Work instructions
All entries below are to be set down again, identical to the source.

Material supplied
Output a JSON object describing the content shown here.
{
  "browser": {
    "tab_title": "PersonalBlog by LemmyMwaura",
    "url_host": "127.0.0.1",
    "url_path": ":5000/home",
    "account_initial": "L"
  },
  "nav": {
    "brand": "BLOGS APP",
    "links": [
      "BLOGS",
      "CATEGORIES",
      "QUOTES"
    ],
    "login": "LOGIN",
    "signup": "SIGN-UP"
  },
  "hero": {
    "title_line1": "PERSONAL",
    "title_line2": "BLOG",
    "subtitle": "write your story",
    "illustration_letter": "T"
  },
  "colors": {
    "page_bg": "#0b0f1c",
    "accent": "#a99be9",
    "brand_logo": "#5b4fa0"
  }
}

The response
Output a JSON object describing the content shown here.
{
  "browser": {
    "tab_title": "PersonalBlog by LemmyMwaura",
    "url_host": "127.0.0.1",
    "url_path": ":5000/home",
    "account_initial": "L"
  },
  "nav": {
    "brand": "BLOGS APP",
    "links": [
      "BLOGS",
      "CATEGORIES",
      "QUOTES"
    ],
    "login": "LOGIN",
    "signup": "SIGN-UP"
  },
  "hero": {
    "title_line1": "PERSONAL",
    "title_line2": "BLOG",
    "subtitle": "write your story",
    "illustration_letter": "T"
  },
  "colors": {
    "page_bg": "#0b0f1c",
    "accent": "#a99be9",
    "brand_logo": "#5b4fa0"
  }
}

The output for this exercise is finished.